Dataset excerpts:
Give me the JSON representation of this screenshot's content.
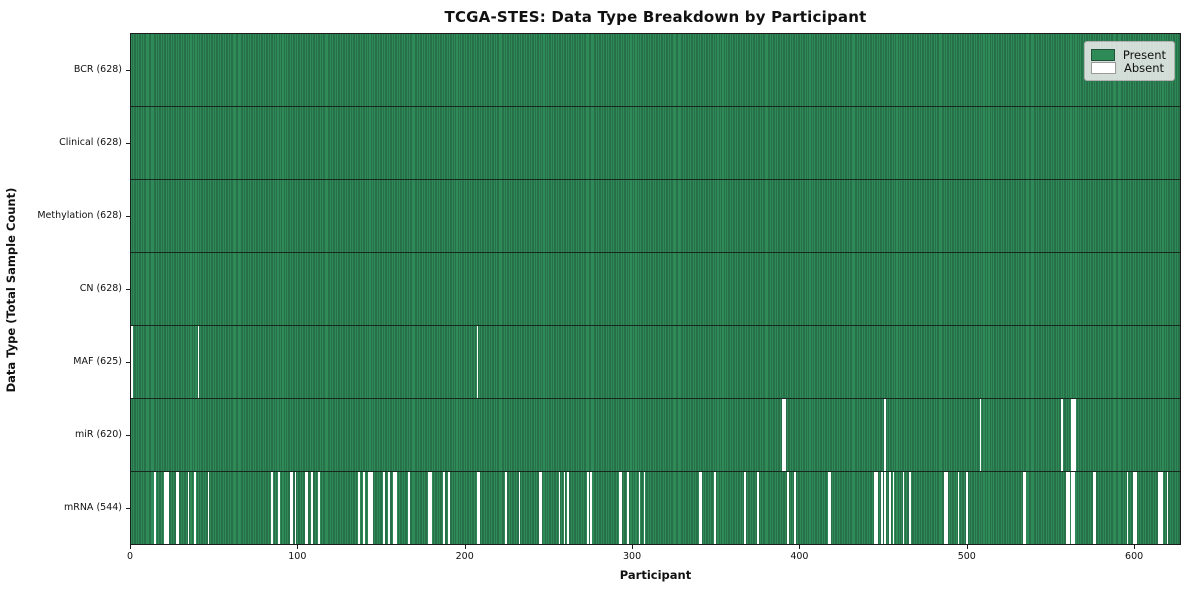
{
  "title": "TCGA-STES: Data Type Breakdown by Participant",
  "xlabel": "Participant",
  "ylabel": "Data Type (Total Sample Count)",
  "legend": {
    "present_label": "Present",
    "absent_label": "Absent"
  },
  "colors": {
    "present": "#2E8B57",
    "bar_edge": "#20563b",
    "absent": "#ffffff",
    "row_divider": "#17281f",
    "spine": "#1c1c1c",
    "legend_bg": "rgba(234,234,234,0.88)",
    "legend_border": "#b0b0b0"
  },
  "chart_data": {
    "type": "heatmap",
    "title": "TCGA-STES: Data Type Breakdown by Participant",
    "xlabel": "Participant",
    "ylabel": "Data Type (Total Sample Count)",
    "legend_position": "upper right",
    "legend_entries": [
      {
        "label": "Present",
        "color": "#2E8B57"
      },
      {
        "label": "Absent",
        "color": "#ffffff"
      }
    ],
    "total_participants": 628,
    "xlim": [
      0,
      628
    ],
    "x_ticks": [
      0,
      100,
      200,
      300,
      400,
      500,
      600
    ],
    "rows": [
      {
        "name": "BCR",
        "label": "BCR (628)",
        "present_count": 628,
        "absent_participants": []
      },
      {
        "name": "Clinical",
        "label": "Clinical (628)",
        "present_count": 628,
        "absent_participants": []
      },
      {
        "name": "Methylation",
        "label": "Methylation (628)",
        "present_count": 628,
        "absent_participants": []
      },
      {
        "name": "CN",
        "label": "CN (628)",
        "present_count": 628,
        "absent_participants": []
      },
      {
        "name": "MAF",
        "label": "MAF (625)",
        "present_count": 625,
        "absent_participants": [
          0,
          40,
          207
        ]
      },
      {
        "name": "miR",
        "label": "miR (620)",
        "present_count": 620,
        "absent_participants": [
          390,
          391,
          451,
          508,
          557,
          563,
          564,
          565
        ]
      },
      {
        "name": "mRNA",
        "label": "mRNA (544)",
        "present_count": 544,
        "absent_participants": [
          14,
          20,
          21,
          22,
          27,
          28,
          34,
          38,
          46,
          84,
          88,
          95,
          96,
          98,
          104,
          105,
          108,
          112,
          136,
          139,
          142,
          143,
          144,
          151,
          154,
          157,
          158,
          166,
          178,
          179,
          187,
          190,
          207,
          208,
          224,
          232,
          244,
          245,
          256,
          259,
          261,
          273,
          275,
          292,
          293,
          297,
          304,
          307,
          340,
          341,
          349,
          367,
          375,
          393,
          397,
          417,
          418,
          445,
          446,
          449,
          451,
          454,
          456,
          462,
          466,
          487,
          488,
          495,
          500,
          534,
          535,
          560,
          561,
          563,
          564,
          576,
          577,
          596,
          600,
          601,
          615,
          616,
          617,
          620
        ]
      }
    ]
  }
}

WHAT THE EXERCISE ASKS:
With the pictures omitted, restate every entry above word for word.

RESPONSE TO THE EXERCISE:
Give me the JSON representation of this screenshot's content.
{
  "title": "TCGA-STES: Data Type Breakdown by Participant",
  "xlabel": "Participant",
  "ylabel": "Data Type (Total Sample Count)",
  "legend": {
    "present_label": "Present",
    "absent_label": "Absent"
  },
  "colors": {
    "present": "#2E8B57",
    "bar_edge": "#20563b",
    "absent": "#ffffff",
    "row_divider": "#17281f",
    "spine": "#1c1c1c",
    "legend_bg": "rgba(234,234,234,0.88)",
    "legend_border": "#b0b0b0"
  },
  "chart_data": {
    "type": "heatmap",
    "title": "TCGA-STES: Data Type Breakdown by Participant",
    "xlabel": "Participant",
    "ylabel": "Data Type (Total Sample Count)",
    "legend_position": "upper right",
    "legend_entries": [
      {
        "label": "Present",
        "color": "#2E8B57"
      },
      {
        "label": "Absent",
        "color": "#ffffff"
      }
    ],
    "total_participants": 628,
    "xlim": [
      0,
      628
    ],
    "x_ticks": [
      0,
      100,
      200,
      300,
      400,
      500,
      600
    ],
    "rows": [
      {
        "name": "BCR",
        "label": "BCR (628)",
        "present_count": 628,
        "absent_participants": []
      },
      {
        "name": "Clinical",
        "label": "Clinical (628)",
        "present_count": 628,
        "absent_participants": []
      },
      {
        "name": "Methylation",
        "label": "Methylation (628)",
        "present_count": 628,
        "absent_participants": []
      },
      {
        "name": "CN",
        "label": "CN (628)",
        "present_count": 628,
        "absent_participants": []
      },
      {
        "name": "MAF",
        "label": "MAF (625)",
        "present_count": 625,
        "absent_participants": [
          0,
          40,
          207
        ]
      },
      {
        "name": "miR",
        "label": "miR (620)",
        "present_count": 620,
        "absent_participants": [
          390,
          391,
          451,
          508,
          557,
          563,
          564,
          565
        ]
      },
      {
        "name": "mRNA",
        "label": "mRNA (544)",
        "present_count": 544,
        "absent_participants": [
          14,
          20,
          21,
          22,
          27,
          28,
          34,
          38,
          46,
          84,
          88,
          95,
          96,
          98,
          104,
          105,
          108,
          112,
          136,
          139,
          142,
          143,
          144,
          151,
          154,
          157,
          158,
          166,
          178,
          179,
          187,
          190,
          207,
          208,
          224,
          232,
          244,
          245,
          256,
          259,
          261,
          273,
          275,
          292,
          293,
          297,
          304,
          307,
          340,
          341,
          349,
          367,
          375,
          393,
          397,
          417,
          418,
          445,
          446,
          449,
          451,
          454,
          456,
          462,
          466,
          487,
          488,
          495,
          500,
          534,
          535,
          560,
          561,
          563,
          564,
          576,
          577,
          596,
          600,
          601,
          615,
          616,
          617,
          620
        ]
      }
    ]
  }
}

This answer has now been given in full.